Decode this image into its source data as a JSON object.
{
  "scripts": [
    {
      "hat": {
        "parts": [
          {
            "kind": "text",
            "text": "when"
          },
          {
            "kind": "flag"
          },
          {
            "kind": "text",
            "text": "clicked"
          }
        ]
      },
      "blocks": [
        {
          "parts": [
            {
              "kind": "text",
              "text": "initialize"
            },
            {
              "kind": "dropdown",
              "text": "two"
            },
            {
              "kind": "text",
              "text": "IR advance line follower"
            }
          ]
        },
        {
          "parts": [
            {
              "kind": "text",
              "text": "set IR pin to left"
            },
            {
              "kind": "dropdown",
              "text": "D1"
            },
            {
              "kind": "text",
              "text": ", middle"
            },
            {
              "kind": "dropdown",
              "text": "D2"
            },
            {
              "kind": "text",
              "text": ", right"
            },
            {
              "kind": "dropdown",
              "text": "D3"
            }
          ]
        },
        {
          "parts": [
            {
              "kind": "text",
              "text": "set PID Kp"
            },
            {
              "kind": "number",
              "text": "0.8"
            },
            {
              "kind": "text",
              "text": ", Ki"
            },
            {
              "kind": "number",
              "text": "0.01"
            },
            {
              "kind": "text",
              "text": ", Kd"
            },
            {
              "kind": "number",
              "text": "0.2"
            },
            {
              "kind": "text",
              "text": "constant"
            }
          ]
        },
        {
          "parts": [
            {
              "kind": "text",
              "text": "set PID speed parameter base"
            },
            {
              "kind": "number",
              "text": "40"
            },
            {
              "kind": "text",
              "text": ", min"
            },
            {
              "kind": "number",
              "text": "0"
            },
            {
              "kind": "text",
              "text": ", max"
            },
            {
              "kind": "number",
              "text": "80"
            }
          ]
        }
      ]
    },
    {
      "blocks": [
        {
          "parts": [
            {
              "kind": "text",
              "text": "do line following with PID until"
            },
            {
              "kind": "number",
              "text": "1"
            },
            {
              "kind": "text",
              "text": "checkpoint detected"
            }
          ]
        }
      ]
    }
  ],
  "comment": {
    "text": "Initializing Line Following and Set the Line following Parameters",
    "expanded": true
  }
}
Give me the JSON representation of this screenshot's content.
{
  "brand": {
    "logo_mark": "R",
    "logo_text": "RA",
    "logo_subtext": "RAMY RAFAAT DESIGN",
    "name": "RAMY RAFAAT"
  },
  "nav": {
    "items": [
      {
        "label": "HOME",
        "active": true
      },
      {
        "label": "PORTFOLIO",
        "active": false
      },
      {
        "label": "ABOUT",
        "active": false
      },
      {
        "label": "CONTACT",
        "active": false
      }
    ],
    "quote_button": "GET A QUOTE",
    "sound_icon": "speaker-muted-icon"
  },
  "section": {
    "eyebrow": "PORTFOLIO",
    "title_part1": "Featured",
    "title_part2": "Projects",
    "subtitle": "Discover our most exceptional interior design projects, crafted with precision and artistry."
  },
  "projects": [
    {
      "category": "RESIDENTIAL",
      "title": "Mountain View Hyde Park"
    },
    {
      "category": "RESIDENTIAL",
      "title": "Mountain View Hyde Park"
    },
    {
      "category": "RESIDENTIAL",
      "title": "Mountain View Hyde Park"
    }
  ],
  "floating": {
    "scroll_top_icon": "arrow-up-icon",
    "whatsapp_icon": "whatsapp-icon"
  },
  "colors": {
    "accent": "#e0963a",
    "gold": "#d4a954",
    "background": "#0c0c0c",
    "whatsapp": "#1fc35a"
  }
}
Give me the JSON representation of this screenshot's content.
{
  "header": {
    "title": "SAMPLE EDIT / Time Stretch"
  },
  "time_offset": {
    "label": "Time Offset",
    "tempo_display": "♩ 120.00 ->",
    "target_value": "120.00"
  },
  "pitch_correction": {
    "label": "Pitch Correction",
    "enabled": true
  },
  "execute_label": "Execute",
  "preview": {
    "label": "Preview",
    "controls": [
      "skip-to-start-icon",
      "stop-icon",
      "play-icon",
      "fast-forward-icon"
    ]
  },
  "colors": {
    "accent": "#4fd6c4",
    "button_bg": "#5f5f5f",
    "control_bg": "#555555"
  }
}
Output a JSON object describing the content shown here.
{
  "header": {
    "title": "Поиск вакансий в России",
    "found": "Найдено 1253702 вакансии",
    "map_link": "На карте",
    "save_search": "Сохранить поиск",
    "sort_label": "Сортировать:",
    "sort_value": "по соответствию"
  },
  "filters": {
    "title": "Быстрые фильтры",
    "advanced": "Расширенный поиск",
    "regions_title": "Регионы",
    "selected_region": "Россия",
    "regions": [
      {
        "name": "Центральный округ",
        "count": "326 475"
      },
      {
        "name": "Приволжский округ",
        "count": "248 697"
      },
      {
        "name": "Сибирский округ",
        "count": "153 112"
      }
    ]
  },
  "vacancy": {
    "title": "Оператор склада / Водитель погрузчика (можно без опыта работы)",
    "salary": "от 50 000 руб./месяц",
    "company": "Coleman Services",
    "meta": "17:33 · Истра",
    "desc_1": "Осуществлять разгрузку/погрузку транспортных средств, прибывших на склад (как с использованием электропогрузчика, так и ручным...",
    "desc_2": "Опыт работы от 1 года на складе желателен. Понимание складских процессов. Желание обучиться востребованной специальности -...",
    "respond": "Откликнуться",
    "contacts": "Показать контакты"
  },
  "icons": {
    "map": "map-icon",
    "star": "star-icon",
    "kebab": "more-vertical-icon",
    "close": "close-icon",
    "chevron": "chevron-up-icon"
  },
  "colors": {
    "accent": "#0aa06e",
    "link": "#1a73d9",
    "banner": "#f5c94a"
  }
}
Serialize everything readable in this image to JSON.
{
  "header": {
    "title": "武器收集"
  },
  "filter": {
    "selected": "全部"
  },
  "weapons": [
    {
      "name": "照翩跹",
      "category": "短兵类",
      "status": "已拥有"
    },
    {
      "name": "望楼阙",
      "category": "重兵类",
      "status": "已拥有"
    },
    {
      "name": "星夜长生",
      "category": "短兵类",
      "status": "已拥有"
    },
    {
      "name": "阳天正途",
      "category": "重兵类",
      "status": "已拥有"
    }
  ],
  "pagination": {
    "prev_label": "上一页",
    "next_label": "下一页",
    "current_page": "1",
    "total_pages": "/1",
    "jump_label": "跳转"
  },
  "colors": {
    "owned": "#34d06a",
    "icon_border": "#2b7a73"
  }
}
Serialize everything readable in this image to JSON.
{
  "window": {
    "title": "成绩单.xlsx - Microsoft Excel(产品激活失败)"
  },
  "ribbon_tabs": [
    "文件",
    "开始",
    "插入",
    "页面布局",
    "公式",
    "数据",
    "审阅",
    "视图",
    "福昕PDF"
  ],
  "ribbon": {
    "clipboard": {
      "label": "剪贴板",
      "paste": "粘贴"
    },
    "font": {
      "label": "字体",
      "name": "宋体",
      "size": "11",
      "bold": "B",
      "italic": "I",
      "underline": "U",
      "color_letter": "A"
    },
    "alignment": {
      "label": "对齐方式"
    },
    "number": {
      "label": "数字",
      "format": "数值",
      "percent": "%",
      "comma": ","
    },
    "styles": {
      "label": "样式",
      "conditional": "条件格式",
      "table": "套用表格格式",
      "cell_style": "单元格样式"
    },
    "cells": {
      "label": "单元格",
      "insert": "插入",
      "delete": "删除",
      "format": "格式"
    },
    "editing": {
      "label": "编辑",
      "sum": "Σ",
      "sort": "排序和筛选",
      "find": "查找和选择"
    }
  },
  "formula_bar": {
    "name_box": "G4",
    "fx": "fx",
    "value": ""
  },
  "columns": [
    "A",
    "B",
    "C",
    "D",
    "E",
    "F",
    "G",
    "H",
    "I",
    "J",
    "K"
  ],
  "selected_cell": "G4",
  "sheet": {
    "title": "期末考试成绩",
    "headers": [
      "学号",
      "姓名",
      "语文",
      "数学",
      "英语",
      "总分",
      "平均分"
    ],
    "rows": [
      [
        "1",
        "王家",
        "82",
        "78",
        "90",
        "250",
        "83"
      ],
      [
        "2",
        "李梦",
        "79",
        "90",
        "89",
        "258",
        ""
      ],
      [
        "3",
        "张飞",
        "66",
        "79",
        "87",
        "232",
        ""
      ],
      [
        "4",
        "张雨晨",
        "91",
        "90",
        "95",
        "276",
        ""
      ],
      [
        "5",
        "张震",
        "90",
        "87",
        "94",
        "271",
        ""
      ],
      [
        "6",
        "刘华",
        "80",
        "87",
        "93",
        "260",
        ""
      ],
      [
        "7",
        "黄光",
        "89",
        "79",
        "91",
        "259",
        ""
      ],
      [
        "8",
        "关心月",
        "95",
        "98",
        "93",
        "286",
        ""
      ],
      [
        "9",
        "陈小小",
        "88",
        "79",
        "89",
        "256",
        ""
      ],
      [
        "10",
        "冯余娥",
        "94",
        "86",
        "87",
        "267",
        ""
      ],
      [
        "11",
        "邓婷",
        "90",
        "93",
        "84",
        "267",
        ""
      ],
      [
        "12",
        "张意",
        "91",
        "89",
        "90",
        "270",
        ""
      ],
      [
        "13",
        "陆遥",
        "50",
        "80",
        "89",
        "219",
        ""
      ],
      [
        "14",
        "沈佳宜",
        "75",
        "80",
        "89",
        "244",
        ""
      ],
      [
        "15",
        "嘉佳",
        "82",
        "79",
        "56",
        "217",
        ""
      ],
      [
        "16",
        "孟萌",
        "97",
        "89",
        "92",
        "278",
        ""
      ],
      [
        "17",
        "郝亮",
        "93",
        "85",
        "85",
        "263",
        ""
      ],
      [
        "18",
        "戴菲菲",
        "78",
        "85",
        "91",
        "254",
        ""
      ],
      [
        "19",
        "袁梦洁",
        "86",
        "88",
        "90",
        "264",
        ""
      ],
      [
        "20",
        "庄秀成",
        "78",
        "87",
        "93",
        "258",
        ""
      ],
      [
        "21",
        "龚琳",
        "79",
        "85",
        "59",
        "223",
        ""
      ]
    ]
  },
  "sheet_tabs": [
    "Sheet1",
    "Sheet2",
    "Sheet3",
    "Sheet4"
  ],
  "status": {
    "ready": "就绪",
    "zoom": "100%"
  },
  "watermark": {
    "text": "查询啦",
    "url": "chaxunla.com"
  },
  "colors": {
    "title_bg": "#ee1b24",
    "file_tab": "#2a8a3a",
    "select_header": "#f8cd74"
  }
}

---

**What needs to be done**: Pull out every line of the records that includes the string "true".

**Answer to this problem**:
    "expanded": true
        "active": true
    "enabled": true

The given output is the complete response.